> WHAT TO DO:
For each line in the data below that holds "Allgemein", return a copy.

> STORED ROWS:
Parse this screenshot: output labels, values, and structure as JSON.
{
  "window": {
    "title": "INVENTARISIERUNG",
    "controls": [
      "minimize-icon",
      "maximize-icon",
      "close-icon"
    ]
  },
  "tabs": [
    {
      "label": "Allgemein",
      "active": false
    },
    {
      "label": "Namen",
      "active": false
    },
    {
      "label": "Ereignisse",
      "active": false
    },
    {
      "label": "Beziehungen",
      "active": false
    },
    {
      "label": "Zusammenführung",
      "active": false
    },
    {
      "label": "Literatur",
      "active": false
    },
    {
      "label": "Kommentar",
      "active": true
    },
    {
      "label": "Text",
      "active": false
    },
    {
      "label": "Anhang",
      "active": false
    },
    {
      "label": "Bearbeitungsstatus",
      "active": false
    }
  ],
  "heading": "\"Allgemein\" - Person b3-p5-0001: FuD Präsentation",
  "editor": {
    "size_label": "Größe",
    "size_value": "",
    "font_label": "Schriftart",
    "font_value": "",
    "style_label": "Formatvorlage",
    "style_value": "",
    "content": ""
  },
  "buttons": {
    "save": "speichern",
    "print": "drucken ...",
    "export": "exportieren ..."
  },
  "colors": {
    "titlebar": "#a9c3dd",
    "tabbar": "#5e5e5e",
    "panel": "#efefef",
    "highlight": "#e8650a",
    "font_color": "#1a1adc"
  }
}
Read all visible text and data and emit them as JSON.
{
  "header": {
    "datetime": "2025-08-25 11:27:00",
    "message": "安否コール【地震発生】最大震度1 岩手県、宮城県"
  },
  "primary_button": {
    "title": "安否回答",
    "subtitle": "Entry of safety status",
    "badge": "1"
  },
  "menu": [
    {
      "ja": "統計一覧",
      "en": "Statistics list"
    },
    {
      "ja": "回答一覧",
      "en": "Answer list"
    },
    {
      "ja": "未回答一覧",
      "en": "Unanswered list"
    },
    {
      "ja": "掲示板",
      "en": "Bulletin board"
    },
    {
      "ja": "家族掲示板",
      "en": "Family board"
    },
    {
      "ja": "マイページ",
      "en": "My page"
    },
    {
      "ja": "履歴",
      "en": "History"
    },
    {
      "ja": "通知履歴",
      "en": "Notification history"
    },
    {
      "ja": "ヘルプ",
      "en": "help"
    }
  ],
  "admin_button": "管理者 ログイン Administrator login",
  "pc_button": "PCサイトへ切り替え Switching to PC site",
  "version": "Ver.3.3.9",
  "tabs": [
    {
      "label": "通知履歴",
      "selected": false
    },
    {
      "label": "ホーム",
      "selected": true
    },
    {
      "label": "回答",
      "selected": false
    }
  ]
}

> ANSWER FOR THIS EXERCISE:
      "label": "Allgemein",
  "heading": "\"Allgemein\" - Person b3-p5-0001: FuD Präsentation",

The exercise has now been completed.